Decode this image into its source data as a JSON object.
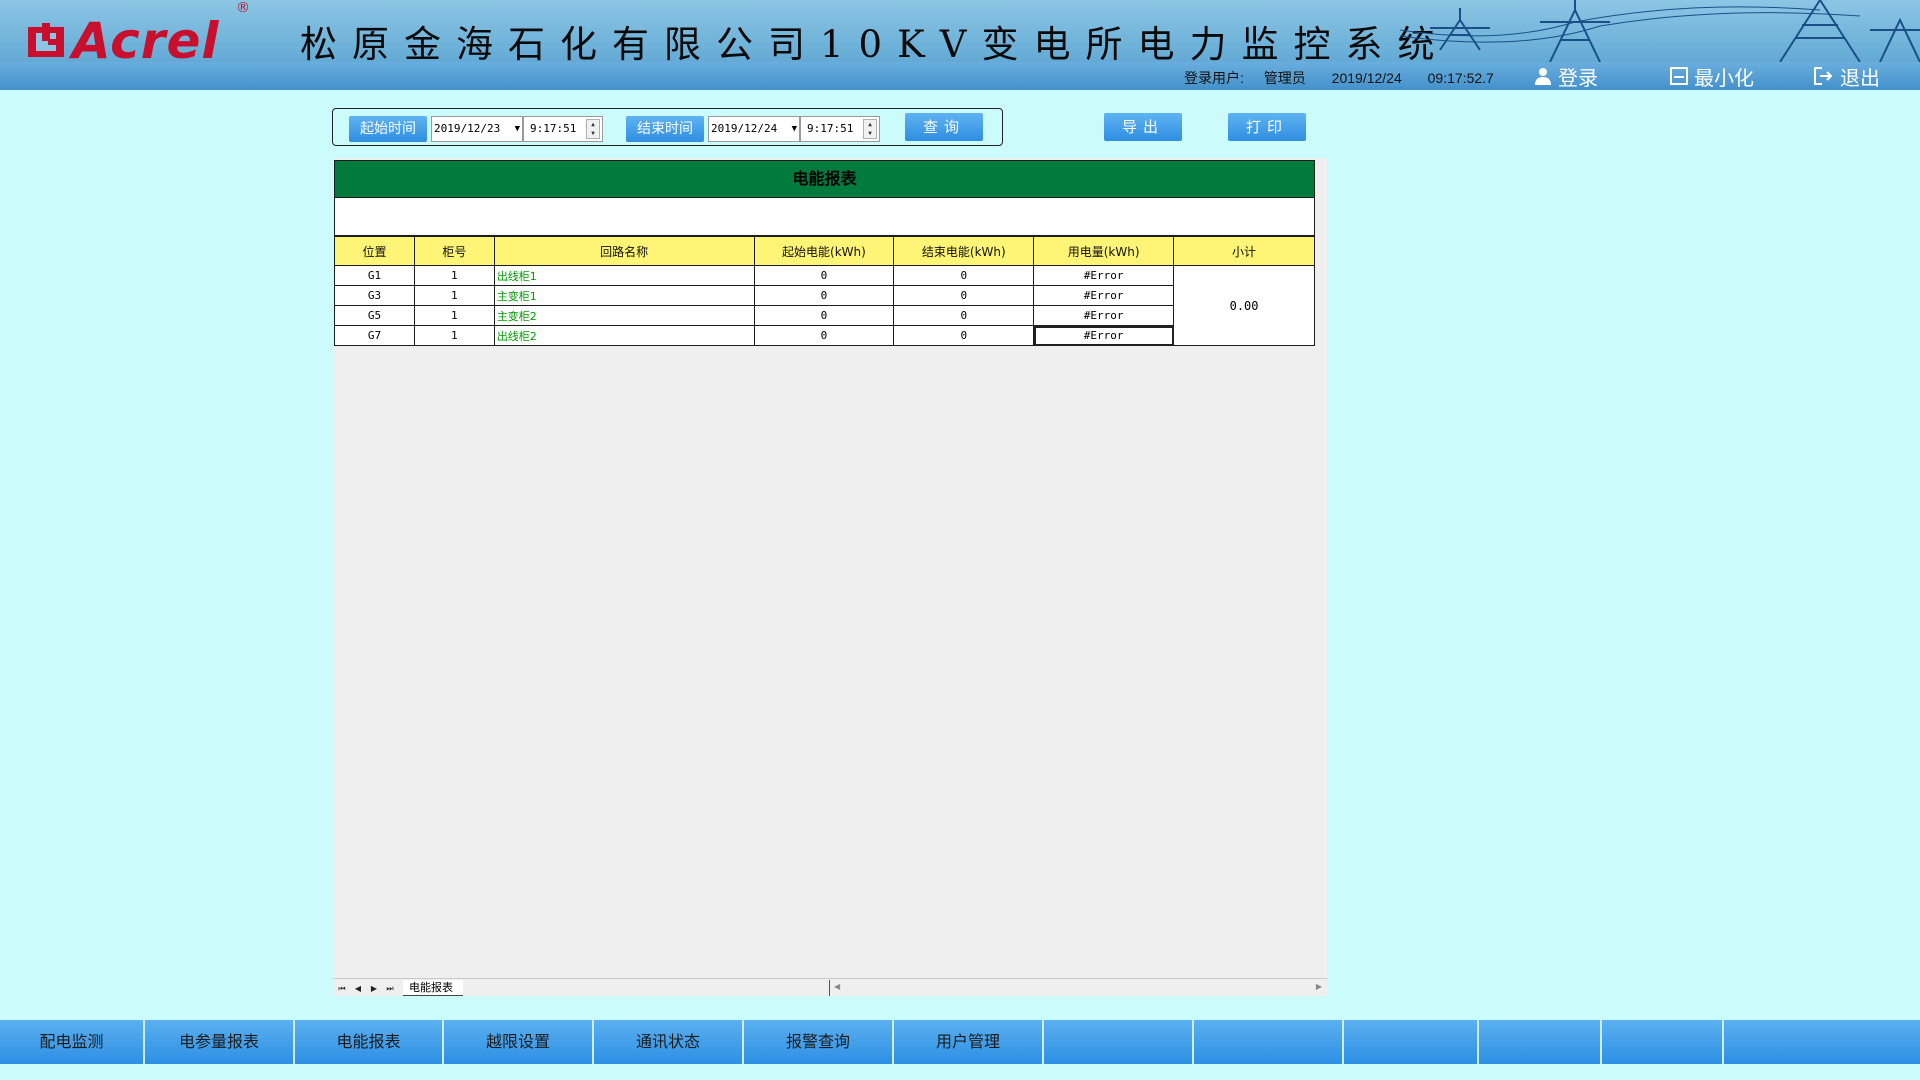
{
  "header": {
    "logo_text": "Acrel",
    "logo_reg": "®",
    "system_title": "松原金海石化有限公司10KV变电所电力监控系统",
    "login_user_label": "登录用户:",
    "login_user": "管理员",
    "date": "2019/12/24",
    "time": "09:17:52.7",
    "login_btn": "登录",
    "minimize_btn": "最小化",
    "exit_btn": "退出"
  },
  "query": {
    "start_label": "起始时间",
    "start_date": "2019/12/23",
    "start_time": "9:17:51",
    "end_label": "结束时间",
    "end_date": "2019/12/24",
    "end_time": "9:17:51",
    "query_btn": "查询",
    "export_btn": "导出",
    "print_btn": "打印"
  },
  "report": {
    "title": "电能报表",
    "columns": [
      "位置",
      "柜号",
      "回路名称",
      "起始电能(kWh)",
      "结束电能(kWh)",
      "用电量(kWh)",
      "小计"
    ],
    "rows": [
      {
        "pos": "G1",
        "cab": "1",
        "name": "出线柜1",
        "start": "0",
        "end": "0",
        "usage": "#Error"
      },
      {
        "pos": "G3",
        "cab": "1",
        "name": "主变柜1",
        "start": "0",
        "end": "0",
        "usage": "#Error"
      },
      {
        "pos": "G5",
        "cab": "1",
        "name": "主变柜2",
        "start": "0",
        "end": "0",
        "usage": "#Error"
      },
      {
        "pos": "G7",
        "cab": "1",
        "name": "出线柜2",
        "start": "0",
        "end": "0",
        "usage": "#Error"
      }
    ],
    "subtotal": "0.00",
    "sheet_tab": "电能报表"
  },
  "nav": [
    "配电监测",
    "电参量报表",
    "电能报表",
    "越限设置",
    "通讯状态",
    "报警查询",
    "用户管理",
    "",
    "",
    "",
    "",
    "",
    ""
  ],
  "colors": {
    "title_green": "#007a3d",
    "header_yellow": "#fef475",
    "button_blue": "#2f8ee0",
    "page_bg": "#ccfbfb"
  }
}
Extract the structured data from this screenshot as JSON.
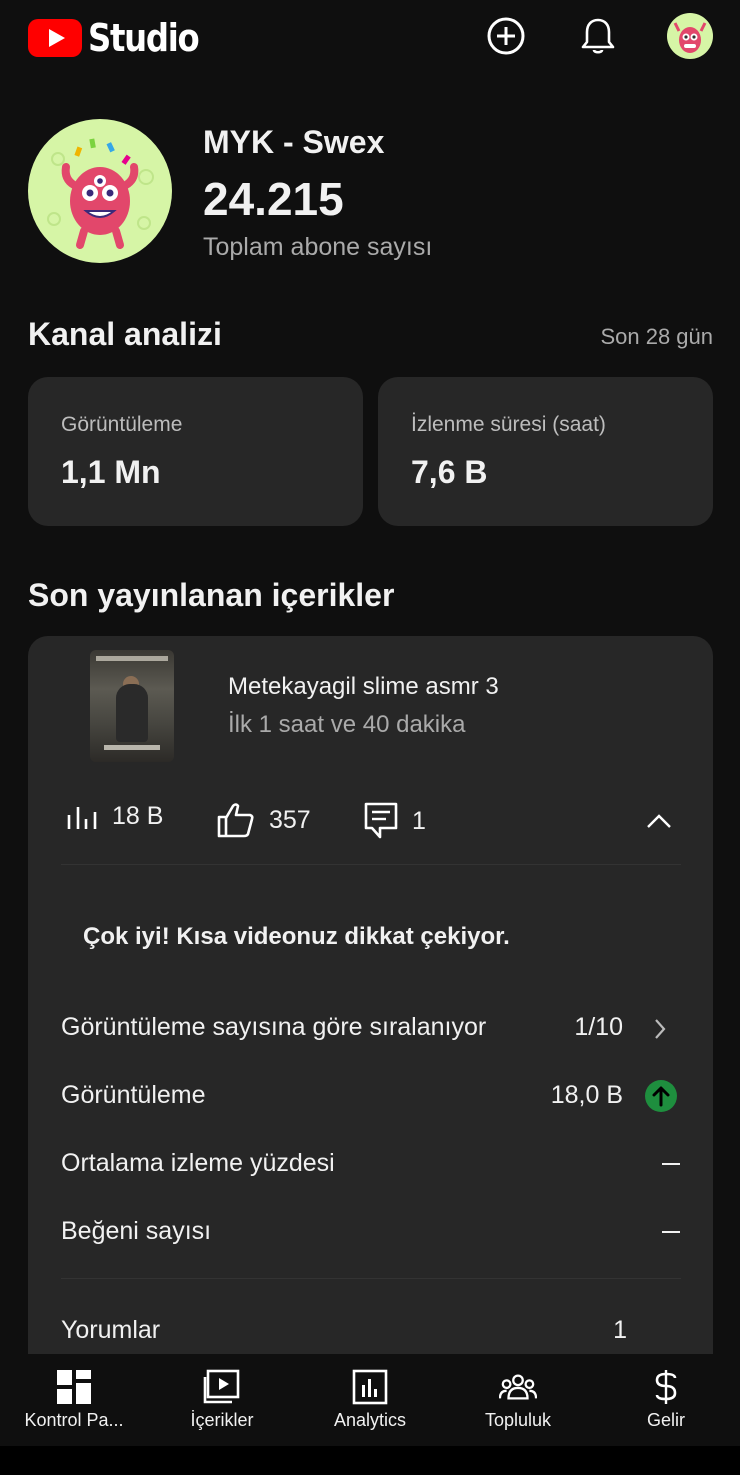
{
  "app": {
    "logo_text": "Studio"
  },
  "topbar": {
    "icons": [
      "create-icon",
      "notifications-icon",
      "account-avatar"
    ]
  },
  "channel": {
    "name": "MYK - Swex",
    "subscribers": "24.215",
    "subscribers_label": "Toplam abone sayısı"
  },
  "analytics": {
    "title": "Kanal analizi",
    "period": "Son 28 gün",
    "cards": [
      {
        "label": "Görüntüleme",
        "value": "1,1 Mn"
      },
      {
        "label": "İzlenme süresi (saat)",
        "value": "7,6 B"
      }
    ]
  },
  "recent": {
    "title": "Son yayınlanan içerikler",
    "video": {
      "title": "Metekayagil slime asmr 3",
      "age": "İlk 1 saat ve 40 dakika",
      "views": "18 B",
      "likes": "357",
      "comments": "1"
    },
    "praise": "Çok iyi! Kısa videonuz dikkat çekiyor.",
    "rows": [
      {
        "label": "Görüntüleme sayısına göre sıralanıyor",
        "value": "1/10"
      },
      {
        "label": "Görüntüleme",
        "value": "18,0 B"
      },
      {
        "label": "Ortalama izleme yüzdesi",
        "value": ""
      },
      {
        "label": "Beğeni sayısı",
        "value": ""
      },
      {
        "label": "Yorumlar",
        "value": "1"
      }
    ]
  },
  "nav": [
    {
      "label": "Kontrol Pa...",
      "icon": "dashboard-icon"
    },
    {
      "label": "İçerikler",
      "icon": "content-icon"
    },
    {
      "label": "Analytics",
      "icon": "analytics-icon"
    },
    {
      "label": "Topluluk",
      "icon": "community-icon"
    },
    {
      "label": "Gelir",
      "icon": "earn-icon"
    }
  ],
  "colors": {
    "background": "#0f0f0f",
    "card": "#272727",
    "brand_red": "#ff0000",
    "trend_up": "#1e8e3e",
    "avatar_bg": "#d6f5a6"
  }
}
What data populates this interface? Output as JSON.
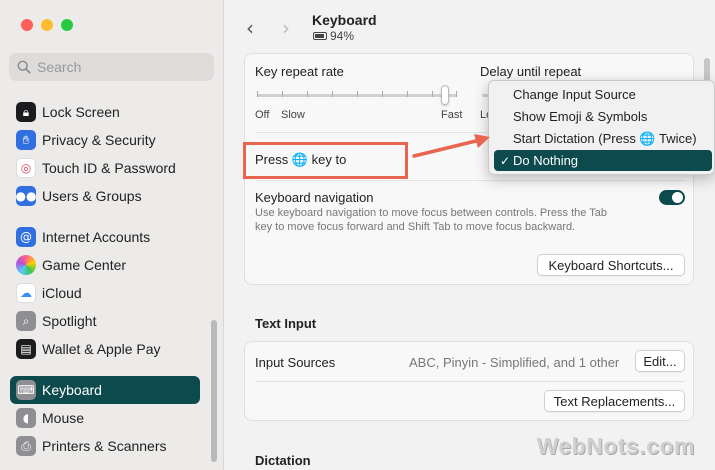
{
  "sidebar": {
    "search_placeholder": "Search",
    "items": [
      {
        "label": "Lock Screen",
        "icon": "lock-icon",
        "color": "#1c1c1e",
        "glyph": "▪"
      },
      {
        "label": "Privacy & Security",
        "icon": "hand-icon",
        "color": "#2f6fe0",
        "glyph": "✋"
      },
      {
        "label": "Touch ID & Password",
        "icon": "fingerprint-icon",
        "color": "#f2f2f2",
        "glyph": "◉"
      },
      {
        "label": "Users & Groups",
        "icon": "users-icon",
        "color": "#2f6fe0",
        "glyph": "👥"
      },
      {
        "label": "Internet Accounts",
        "icon": "at-icon",
        "color": "#2f6fe0",
        "glyph": "@"
      },
      {
        "label": "Game Center",
        "icon": "game-center-icon",
        "color": "#ffffff",
        "glyph": "●"
      },
      {
        "label": "iCloud",
        "icon": "cloud-icon",
        "color": "#ffffff",
        "glyph": "☁"
      },
      {
        "label": "Spotlight",
        "icon": "magnifier-icon",
        "color": "#8e8e93",
        "glyph": "⌕"
      },
      {
        "label": "Wallet & Apple Pay",
        "icon": "wallet-icon",
        "color": "#1c1c1e",
        "glyph": "▤"
      },
      {
        "label": "Keyboard",
        "icon": "keyboard-icon",
        "color": "#8e8e93",
        "glyph": "⌨"
      },
      {
        "label": "Mouse",
        "icon": "mouse-icon",
        "color": "#8e8e93",
        "glyph": "◖"
      },
      {
        "label": "Printers & Scanners",
        "icon": "printer-icon",
        "color": "#8e8e93",
        "glyph": "⎙"
      }
    ],
    "selected": "Keyboard"
  },
  "header": {
    "title": "Keyboard",
    "battery": "94%",
    "battery_level": 0.94
  },
  "keyboard": {
    "key_repeat_label": "Key repeat rate",
    "key_repeat_off": "Off",
    "key_repeat_slow": "Slow",
    "key_repeat_fast": "Fast",
    "key_repeat_value": 0.94,
    "delay_label": "Delay until repeat",
    "delay_left": "Lo",
    "press_key_prefix": "Press",
    "press_key_globe": "🌐",
    "press_key_suffix": "key to",
    "keyboard_nav_label": "Keyboard navigation",
    "keyboard_nav_desc_1": "Use keyboard navigation to move focus between controls. Press the Tab",
    "keyboard_nav_desc_2": "key to move focus forward and Shift Tab to move focus backward.",
    "keyboard_nav_on": true,
    "shortcuts_button": "Keyboard Shortcuts..."
  },
  "text_input": {
    "section": "Text Input",
    "input_sources_label": "Input Sources",
    "input_sources_value": "ABC, Pinyin - Simplified, and 1 other",
    "edit_button": "Edit...",
    "text_replacements_button": "Text Replacements..."
  },
  "dictation": {
    "section": "Dictation"
  },
  "popup_menu": {
    "items": [
      {
        "label": "Change Input Source",
        "selected": false
      },
      {
        "label": "Show Emoji & Symbols",
        "selected": false
      },
      {
        "label": "Start Dictation (Press 🌐 Twice)",
        "selected": false
      },
      {
        "label": "Do Nothing",
        "selected": true
      }
    ]
  },
  "watermark": "WebNots.com",
  "colors": {
    "accent": "#0c4a4d",
    "annotation": "#e8664f"
  }
}
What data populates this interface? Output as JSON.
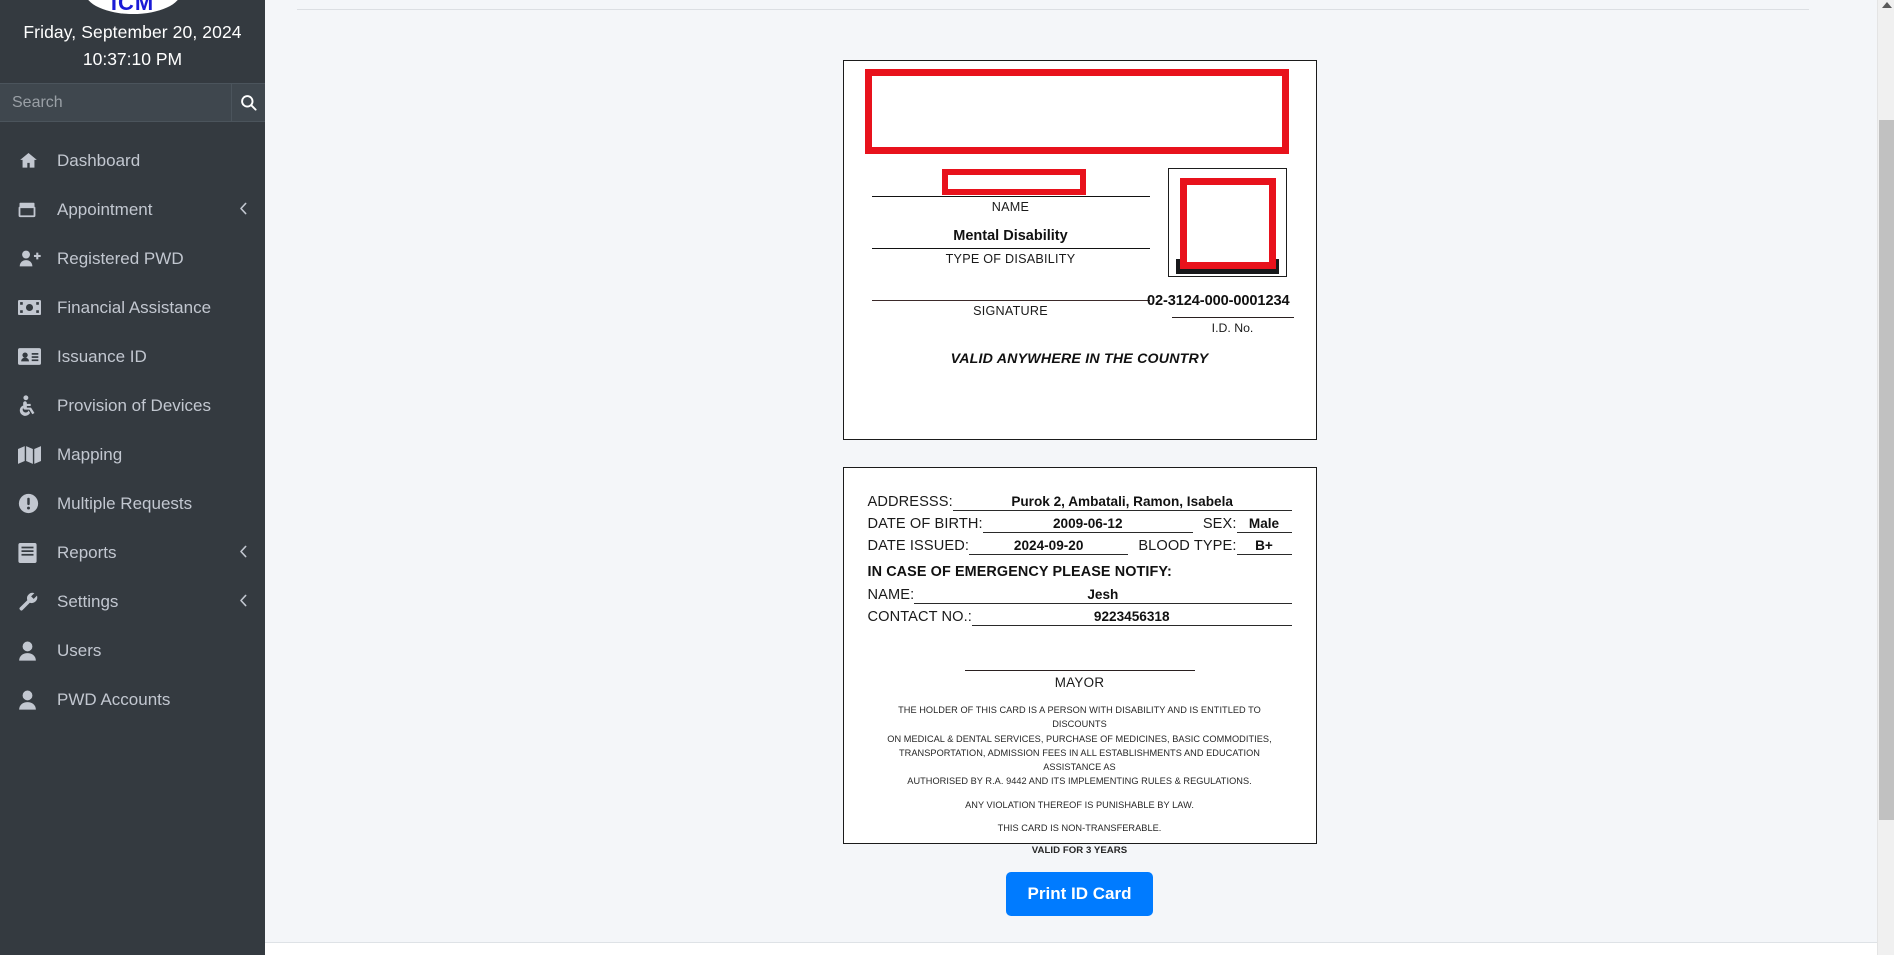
{
  "sidebar": {
    "logo_text": "ICM",
    "date": "Friday, September 20, 2024",
    "time": "10:37:10 PM",
    "search": {
      "placeholder": "Search",
      "value": "",
      "icon": "search-icon"
    },
    "items": [
      {
        "label": "Dashboard",
        "icon": "home-icon",
        "caret": false
      },
      {
        "label": "Appointment",
        "icon": "calendar-icon",
        "caret": true
      },
      {
        "label": "Registered PWD",
        "icon": "user-plus-icon",
        "caret": false
      },
      {
        "label": "Financial Assistance",
        "icon": "money-bill-icon",
        "caret": false
      },
      {
        "label": "Issuance ID",
        "icon": "id-card-icon",
        "caret": false
      },
      {
        "label": "Provision of Devices",
        "icon": "wheelchair-icon",
        "caret": false
      },
      {
        "label": "Mapping",
        "icon": "map-icon",
        "caret": false
      },
      {
        "label": "Multiple Requests",
        "icon": "exclamation-circle-icon",
        "caret": false
      },
      {
        "label": "Reports",
        "icon": "book-icon",
        "caret": true
      },
      {
        "label": "Settings",
        "icon": "wrench-icon",
        "caret": true
      },
      {
        "label": "Users",
        "icon": "user-icon",
        "caret": false
      },
      {
        "label": "PWD Accounts",
        "icon": "user-icon",
        "caret": false
      }
    ],
    "caret_icon": "chevron-left-icon"
  },
  "id_card_front": {
    "header_redacted": "",
    "name_redacted": "",
    "name_caption": "NAME",
    "disability_type": "Mental Disability",
    "disability_caption": "TYPE OF DISABILITY",
    "signature_caption": "SIGNATURE",
    "id_number": "02-3124-000-0001234",
    "id_number_caption": "I.D. No.",
    "validity_note": "VALID ANYWHERE IN THE COUNTRY",
    "photo_placeholder": ""
  },
  "id_card_back": {
    "address_label": "ADDRESSS:",
    "address_value": "Purok 2, Ambatali, Ramon, Isabela",
    "dob_label": "DATE OF BIRTH:",
    "dob_value": "2009-06-12",
    "sex_label": "SEX:",
    "sex_value": "Male",
    "date_issued_label": "DATE ISSUED:",
    "date_issued_value": "2024-09-20",
    "blood_type_label": "BLOOD TYPE:",
    "blood_type_value": "B+",
    "emergency_heading": "IN CASE OF EMERGENCY PLEASE NOTIFY:",
    "emergency_name_label": "NAME:",
    "emergency_name_value": "Jesh",
    "emergency_contact_label": "CONTACT NO.:",
    "emergency_contact_value": "9223456318",
    "mayor_caption": "MAYOR",
    "fineprint_1": "THE HOLDER OF THIS CARD IS A PERSON WITH DISABILITY AND IS ENTITLED TO DISCOUNTS",
    "fineprint_2": "ON MEDICAL & DENTAL SERVICES, PURCHASE OF MEDICINES, BASIC COMMODITIES,",
    "fineprint_3": "TRANSPORTATION, ADMISSION FEES IN ALL ESTABLISHMENTS AND EDUCATION ASSISTANCE AS",
    "fineprint_4": "AUTHORISED BY R.A. 9442 AND ITS IMPLEMENTING RULES & REGULATIONS.",
    "fineprint_5": "ANY VIOLATION THEREOF IS PUNISHABLE BY LAW.",
    "fineprint_6": "THIS CARD IS NON-TRANSFERABLE.",
    "fineprint_7": "VALID FOR 3 YEARS"
  },
  "actions": {
    "print_label": "Print ID Card"
  },
  "colors": {
    "sidebar_bg": "#343a40",
    "accent_blue": "#007bff",
    "redaction_red": "#e8121c",
    "content_bg": "#f4f6f9"
  }
}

#####

# Aim of the exercise
Whichever lines contain the string "move", select and copy them.

# Correct output
    "keyboard_nav_desc_1": "Use keyboard navigation to move focus between controls. Press the Tab",
    "keyboard_nav_desc_2": "key to move focus forward and Shift Tab to move focus backward.",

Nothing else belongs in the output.